Figure contents as structured data:
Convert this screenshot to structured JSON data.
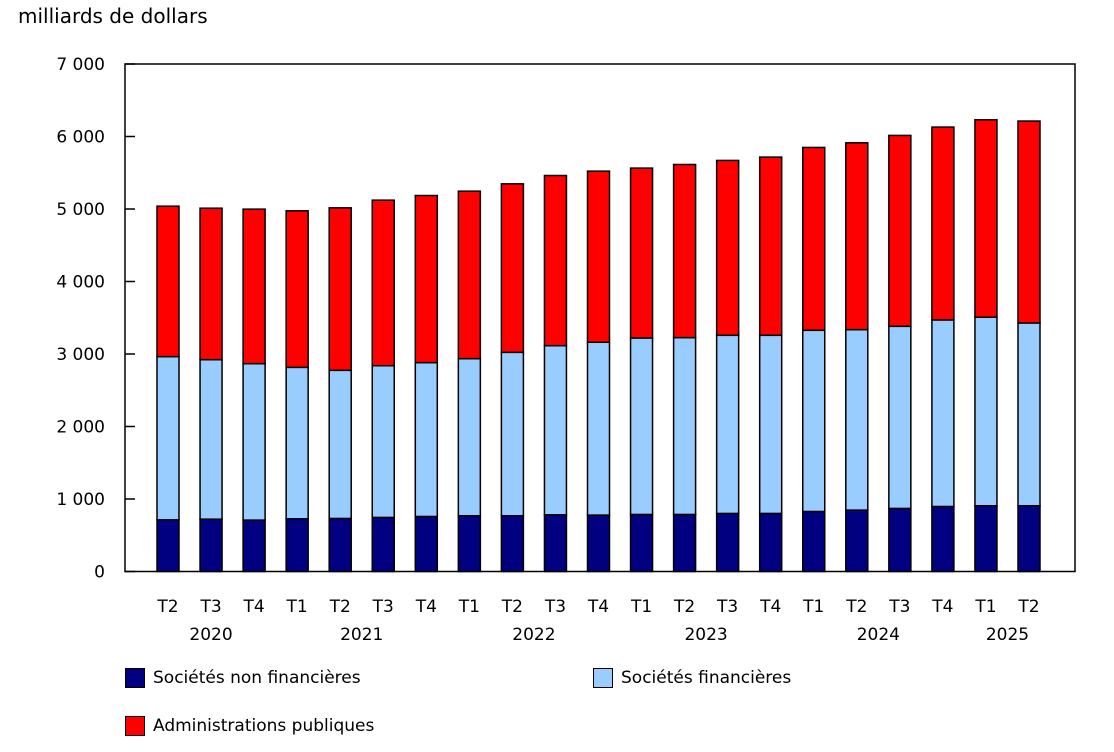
{
  "chart_data": {
    "type": "bar",
    "stacked": true,
    "title": "",
    "ylabel": "milliards de dollars",
    "ylim": [
      0,
      7000
    ],
    "yticks": [
      "0",
      "1 000",
      "2 000",
      "3 000",
      "4 000",
      "5 000",
      "6 000",
      "7 000"
    ],
    "categories": [
      "T2",
      "T3",
      "T4",
      "T1",
      "T2",
      "T3",
      "T4",
      "T1",
      "T2",
      "T3",
      "T4",
      "T1",
      "T2",
      "T3",
      "T4",
      "T1",
      "T2",
      "T3",
      "T4",
      "T1",
      "T2"
    ],
    "years": [
      {
        "label": "2020",
        "from": 0,
        "to": 2
      },
      {
        "label": "2021",
        "from": 3,
        "to": 6
      },
      {
        "label": "2022",
        "from": 7,
        "to": 10
      },
      {
        "label": "2023",
        "from": 11,
        "to": 14
      },
      {
        "label": "2024",
        "from": 15,
        "to": 18
      },
      {
        "label": "2025",
        "from": 19,
        "to": 20
      }
    ],
    "series": [
      {
        "name": "Sociétés non financières",
        "color": "#000080",
        "values": [
          713,
          722,
          709,
          727,
          732,
          746,
          759,
          769,
          769,
          782,
          778,
          787,
          787,
          801,
          801,
          828,
          847,
          870,
          897,
          907,
          907
        ]
      },
      {
        "name": "Sociétés financières",
        "color": "#99ccff",
        "values": [
          2251,
          2200,
          2158,
          2089,
          2043,
          2093,
          2122,
          2167,
          2254,
          2333,
          2384,
          2434,
          2439,
          2457,
          2457,
          2499,
          2489,
          2512,
          2573,
          2600,
          2521
        ]
      },
      {
        "name": "Administrations publiques",
        "color": "#ff0000",
        "values": [
          2075,
          2089,
          2131,
          2159,
          2241,
          2283,
          2305,
          2310,
          2324,
          2347,
          2360,
          2343,
          2388,
          2412,
          2458,
          2522,
          2577,
          2633,
          2660,
          2724,
          2785
        ]
      }
    ],
    "grid": false,
    "legend_position": "bottom"
  }
}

# [Given problem]
All records must be output exactly as they are, except for the pictures, which are left out.

# [Task response]
Convert this screenshot to structured JSON data.
{
  "chart_data": {
    "type": "bar",
    "stacked": true,
    "title": "",
    "ylabel": "milliards de dollars",
    "ylim": [
      0,
      7000
    ],
    "yticks": [
      "0",
      "1 000",
      "2 000",
      "3 000",
      "4 000",
      "5 000",
      "6 000",
      "7 000"
    ],
    "categories": [
      "T2",
      "T3",
      "T4",
      "T1",
      "T2",
      "T3",
      "T4",
      "T1",
      "T2",
      "T3",
      "T4",
      "T1",
      "T2",
      "T3",
      "T4",
      "T1",
      "T2",
      "T3",
      "T4",
      "T1",
      "T2"
    ],
    "years": [
      {
        "label": "2020",
        "from": 0,
        "to": 2
      },
      {
        "label": "2021",
        "from": 3,
        "to": 6
      },
      {
        "label": "2022",
        "from": 7,
        "to": 10
      },
      {
        "label": "2023",
        "from": 11,
        "to": 14
      },
      {
        "label": "2024",
        "from": 15,
        "to": 18
      },
      {
        "label": "2025",
        "from": 19,
        "to": 20
      }
    ],
    "series": [
      {
        "name": "Sociétés non financières",
        "color": "#000080",
        "values": [
          713,
          722,
          709,
          727,
          732,
          746,
          759,
          769,
          769,
          782,
          778,
          787,
          787,
          801,
          801,
          828,
          847,
          870,
          897,
          907,
          907
        ]
      },
      {
        "name": "Sociétés financières",
        "color": "#99ccff",
        "values": [
          2251,
          2200,
          2158,
          2089,
          2043,
          2093,
          2122,
          2167,
          2254,
          2333,
          2384,
          2434,
          2439,
          2457,
          2457,
          2499,
          2489,
          2512,
          2573,
          2600,
          2521
        ]
      },
      {
        "name": "Administrations publiques",
        "color": "#ff0000",
        "values": [
          2075,
          2089,
          2131,
          2159,
          2241,
          2283,
          2305,
          2310,
          2324,
          2347,
          2360,
          2343,
          2388,
          2412,
          2458,
          2522,
          2577,
          2633,
          2660,
          2724,
          2785
        ]
      }
    ],
    "grid": false,
    "legend_position": "bottom"
  }
}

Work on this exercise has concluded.